***** Source material *****

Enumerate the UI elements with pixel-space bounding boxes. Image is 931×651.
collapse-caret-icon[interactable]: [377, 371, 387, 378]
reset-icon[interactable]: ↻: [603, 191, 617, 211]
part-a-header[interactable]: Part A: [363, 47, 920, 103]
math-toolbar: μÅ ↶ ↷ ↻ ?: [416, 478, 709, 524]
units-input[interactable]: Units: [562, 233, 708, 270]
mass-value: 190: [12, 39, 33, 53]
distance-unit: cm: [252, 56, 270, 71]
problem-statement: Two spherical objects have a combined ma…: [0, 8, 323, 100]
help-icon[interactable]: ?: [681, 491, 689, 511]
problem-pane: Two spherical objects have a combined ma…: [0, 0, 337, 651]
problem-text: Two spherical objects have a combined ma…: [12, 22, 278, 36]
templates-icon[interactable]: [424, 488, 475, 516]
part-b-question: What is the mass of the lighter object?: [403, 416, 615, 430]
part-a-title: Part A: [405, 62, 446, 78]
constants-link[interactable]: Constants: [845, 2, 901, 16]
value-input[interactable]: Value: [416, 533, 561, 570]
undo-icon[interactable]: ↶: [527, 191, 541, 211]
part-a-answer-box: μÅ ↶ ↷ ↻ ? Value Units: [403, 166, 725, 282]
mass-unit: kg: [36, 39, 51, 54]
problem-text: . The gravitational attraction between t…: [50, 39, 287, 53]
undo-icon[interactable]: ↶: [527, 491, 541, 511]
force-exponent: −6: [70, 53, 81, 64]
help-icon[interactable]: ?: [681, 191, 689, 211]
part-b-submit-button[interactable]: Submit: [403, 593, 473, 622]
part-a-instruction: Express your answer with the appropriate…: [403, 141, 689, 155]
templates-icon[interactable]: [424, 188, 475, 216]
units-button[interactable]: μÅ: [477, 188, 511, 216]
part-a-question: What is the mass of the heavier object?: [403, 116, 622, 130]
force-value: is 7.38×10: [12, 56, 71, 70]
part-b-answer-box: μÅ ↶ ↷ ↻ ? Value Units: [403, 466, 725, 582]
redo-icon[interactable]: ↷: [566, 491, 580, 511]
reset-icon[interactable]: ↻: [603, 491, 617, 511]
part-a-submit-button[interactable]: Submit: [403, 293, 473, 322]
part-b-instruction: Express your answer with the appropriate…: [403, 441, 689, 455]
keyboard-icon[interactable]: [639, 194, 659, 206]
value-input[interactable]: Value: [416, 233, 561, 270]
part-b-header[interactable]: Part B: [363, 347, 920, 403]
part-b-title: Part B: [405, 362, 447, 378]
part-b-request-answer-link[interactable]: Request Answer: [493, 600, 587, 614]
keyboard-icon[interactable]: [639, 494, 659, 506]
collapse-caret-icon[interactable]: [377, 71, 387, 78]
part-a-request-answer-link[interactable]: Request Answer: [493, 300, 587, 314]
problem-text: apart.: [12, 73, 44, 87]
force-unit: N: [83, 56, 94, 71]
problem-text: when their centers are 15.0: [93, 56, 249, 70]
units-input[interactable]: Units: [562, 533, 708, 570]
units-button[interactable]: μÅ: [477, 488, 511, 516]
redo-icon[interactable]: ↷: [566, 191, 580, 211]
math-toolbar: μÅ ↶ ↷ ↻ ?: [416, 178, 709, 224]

*****

Quote the material above word for word, from its first line through the line that contains "undo-icon[interactable]: ↶: [527, 191, 541, 211]", inclusive.

Enumerate the UI elements with pixel-space bounding boxes. Image is 931×651.
collapse-caret-icon[interactable]: [377, 371, 387, 378]
reset-icon[interactable]: ↻: [603, 191, 617, 211]
part-a-header[interactable]: Part A: [363, 47, 920, 103]
math-toolbar: μÅ ↶ ↷ ↻ ?: [416, 478, 709, 524]
units-input[interactable]: Units: [562, 233, 708, 270]
mass-value: 190: [12, 39, 33, 53]
distance-unit: cm: [252, 56, 270, 71]
problem-statement: Two spherical objects have a combined ma…: [0, 8, 323, 100]
help-icon[interactable]: ?: [681, 491, 689, 511]
problem-pane: Two spherical objects have a combined ma…: [0, 0, 337, 651]
problem-text: Two spherical objects have a combined ma…: [12, 22, 278, 36]
templates-icon[interactable]: [424, 488, 475, 516]
part-b-question: What is the mass of the lighter object?: [403, 416, 615, 430]
part-a-title: Part A: [405, 62, 446, 78]
constants-link[interactable]: Constants: [845, 2, 901, 16]
value-input[interactable]: Value: [416, 533, 561, 570]
undo-icon[interactable]: ↶: [527, 191, 541, 211]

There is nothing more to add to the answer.